- **REQUEST**: In the entries, find all lines that hold the word "title" and copy them.

Data entries for graphics
◆ ◆ ◆ ◆

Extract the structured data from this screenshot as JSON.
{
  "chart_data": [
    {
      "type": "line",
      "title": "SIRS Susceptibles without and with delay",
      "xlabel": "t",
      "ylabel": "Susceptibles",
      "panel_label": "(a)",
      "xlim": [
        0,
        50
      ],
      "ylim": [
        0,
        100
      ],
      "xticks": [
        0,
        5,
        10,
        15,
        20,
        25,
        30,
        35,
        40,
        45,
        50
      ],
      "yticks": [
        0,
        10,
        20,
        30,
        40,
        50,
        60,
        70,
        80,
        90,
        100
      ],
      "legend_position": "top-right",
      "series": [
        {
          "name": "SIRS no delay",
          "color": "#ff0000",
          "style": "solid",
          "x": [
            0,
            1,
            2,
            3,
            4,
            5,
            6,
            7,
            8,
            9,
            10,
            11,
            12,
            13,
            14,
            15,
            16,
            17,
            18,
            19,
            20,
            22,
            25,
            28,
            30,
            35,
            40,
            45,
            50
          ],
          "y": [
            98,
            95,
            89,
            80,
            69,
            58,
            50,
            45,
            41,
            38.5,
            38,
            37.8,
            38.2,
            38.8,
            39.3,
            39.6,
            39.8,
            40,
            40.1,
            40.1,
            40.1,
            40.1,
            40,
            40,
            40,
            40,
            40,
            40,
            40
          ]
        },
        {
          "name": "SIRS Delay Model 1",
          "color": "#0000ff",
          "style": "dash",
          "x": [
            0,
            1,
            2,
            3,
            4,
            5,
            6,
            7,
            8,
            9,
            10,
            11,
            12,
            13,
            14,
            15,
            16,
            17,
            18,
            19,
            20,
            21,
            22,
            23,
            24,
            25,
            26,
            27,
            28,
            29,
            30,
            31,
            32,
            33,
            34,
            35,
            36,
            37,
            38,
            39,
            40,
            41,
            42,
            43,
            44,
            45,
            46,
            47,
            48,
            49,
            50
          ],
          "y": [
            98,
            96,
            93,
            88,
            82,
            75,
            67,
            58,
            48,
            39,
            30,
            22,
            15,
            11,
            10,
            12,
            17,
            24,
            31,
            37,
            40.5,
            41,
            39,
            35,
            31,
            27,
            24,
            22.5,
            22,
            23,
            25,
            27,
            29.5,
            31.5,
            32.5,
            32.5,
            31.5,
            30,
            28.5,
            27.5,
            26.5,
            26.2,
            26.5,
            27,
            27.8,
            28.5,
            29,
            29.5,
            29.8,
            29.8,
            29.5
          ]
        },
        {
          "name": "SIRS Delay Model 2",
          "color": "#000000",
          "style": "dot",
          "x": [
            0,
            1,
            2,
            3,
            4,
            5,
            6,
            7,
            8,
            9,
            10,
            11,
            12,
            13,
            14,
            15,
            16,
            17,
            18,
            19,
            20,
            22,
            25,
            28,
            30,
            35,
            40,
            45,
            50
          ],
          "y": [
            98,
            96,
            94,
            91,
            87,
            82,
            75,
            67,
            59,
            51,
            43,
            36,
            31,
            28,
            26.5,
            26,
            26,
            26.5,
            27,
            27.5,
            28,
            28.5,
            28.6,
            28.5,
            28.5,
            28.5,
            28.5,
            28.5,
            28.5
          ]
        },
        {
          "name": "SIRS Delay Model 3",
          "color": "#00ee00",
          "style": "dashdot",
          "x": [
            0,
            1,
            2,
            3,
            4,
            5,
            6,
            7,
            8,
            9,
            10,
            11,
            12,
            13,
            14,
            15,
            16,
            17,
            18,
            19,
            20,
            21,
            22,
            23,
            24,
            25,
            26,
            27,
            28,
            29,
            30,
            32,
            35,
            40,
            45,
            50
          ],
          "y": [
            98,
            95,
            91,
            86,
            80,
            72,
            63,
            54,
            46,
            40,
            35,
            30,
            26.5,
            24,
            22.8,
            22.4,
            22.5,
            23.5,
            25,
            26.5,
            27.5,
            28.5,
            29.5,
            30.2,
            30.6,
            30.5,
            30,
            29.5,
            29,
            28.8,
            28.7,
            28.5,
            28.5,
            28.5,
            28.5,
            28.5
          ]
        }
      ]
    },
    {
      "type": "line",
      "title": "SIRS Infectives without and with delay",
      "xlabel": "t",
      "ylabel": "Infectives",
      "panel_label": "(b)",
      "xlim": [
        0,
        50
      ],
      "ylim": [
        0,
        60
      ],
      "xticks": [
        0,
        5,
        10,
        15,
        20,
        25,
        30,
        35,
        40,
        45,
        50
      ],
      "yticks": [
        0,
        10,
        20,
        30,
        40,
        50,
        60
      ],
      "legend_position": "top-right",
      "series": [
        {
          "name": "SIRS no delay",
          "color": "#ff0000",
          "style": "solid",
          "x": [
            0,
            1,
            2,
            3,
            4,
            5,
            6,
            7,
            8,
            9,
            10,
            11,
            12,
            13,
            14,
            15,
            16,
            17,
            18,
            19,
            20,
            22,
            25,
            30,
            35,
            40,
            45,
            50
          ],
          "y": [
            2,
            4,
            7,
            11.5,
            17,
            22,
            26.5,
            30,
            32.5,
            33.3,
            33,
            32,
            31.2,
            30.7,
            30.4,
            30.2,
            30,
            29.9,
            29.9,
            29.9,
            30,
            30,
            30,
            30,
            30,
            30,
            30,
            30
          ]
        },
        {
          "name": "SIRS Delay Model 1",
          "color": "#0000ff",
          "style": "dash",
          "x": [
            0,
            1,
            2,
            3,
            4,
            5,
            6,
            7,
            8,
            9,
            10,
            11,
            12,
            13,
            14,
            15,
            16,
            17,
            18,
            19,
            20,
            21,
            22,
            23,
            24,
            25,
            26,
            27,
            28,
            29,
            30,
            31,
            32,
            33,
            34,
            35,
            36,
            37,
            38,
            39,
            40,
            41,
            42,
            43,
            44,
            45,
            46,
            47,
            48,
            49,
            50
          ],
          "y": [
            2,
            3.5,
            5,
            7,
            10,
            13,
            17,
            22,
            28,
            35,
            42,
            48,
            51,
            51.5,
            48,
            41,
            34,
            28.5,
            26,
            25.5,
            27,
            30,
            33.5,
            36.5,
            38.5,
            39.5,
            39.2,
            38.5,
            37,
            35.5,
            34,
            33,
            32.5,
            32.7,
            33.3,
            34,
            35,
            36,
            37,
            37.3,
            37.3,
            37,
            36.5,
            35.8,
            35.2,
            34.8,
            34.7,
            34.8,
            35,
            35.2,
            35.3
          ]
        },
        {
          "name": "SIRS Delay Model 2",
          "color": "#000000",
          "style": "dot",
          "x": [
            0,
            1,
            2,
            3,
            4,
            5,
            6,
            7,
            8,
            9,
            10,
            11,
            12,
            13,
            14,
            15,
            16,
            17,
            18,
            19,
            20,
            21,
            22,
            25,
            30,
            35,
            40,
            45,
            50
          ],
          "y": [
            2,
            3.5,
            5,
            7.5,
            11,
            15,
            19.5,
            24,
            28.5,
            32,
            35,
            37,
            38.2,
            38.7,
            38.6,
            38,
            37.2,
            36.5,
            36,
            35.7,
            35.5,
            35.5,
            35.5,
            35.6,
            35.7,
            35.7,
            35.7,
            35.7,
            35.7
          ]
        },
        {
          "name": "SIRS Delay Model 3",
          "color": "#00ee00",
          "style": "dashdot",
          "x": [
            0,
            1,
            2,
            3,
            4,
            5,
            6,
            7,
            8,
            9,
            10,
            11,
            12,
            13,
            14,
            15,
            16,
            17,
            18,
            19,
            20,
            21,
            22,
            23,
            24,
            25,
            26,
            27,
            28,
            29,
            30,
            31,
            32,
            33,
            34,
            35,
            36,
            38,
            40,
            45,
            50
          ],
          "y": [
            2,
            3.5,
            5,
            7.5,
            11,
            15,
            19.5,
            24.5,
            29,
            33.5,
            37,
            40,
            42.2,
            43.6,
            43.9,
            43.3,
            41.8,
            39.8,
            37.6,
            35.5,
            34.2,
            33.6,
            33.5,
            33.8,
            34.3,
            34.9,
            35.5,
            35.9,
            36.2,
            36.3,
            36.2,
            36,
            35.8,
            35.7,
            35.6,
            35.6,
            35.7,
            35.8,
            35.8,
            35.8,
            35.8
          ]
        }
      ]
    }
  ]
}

◆ ◆ ◆ ◆

- **PROBLEM SOLUTION**:
      "title": "SIRS Susceptibles without and with delay",
      "title": "SIRS Infectives without and with delay",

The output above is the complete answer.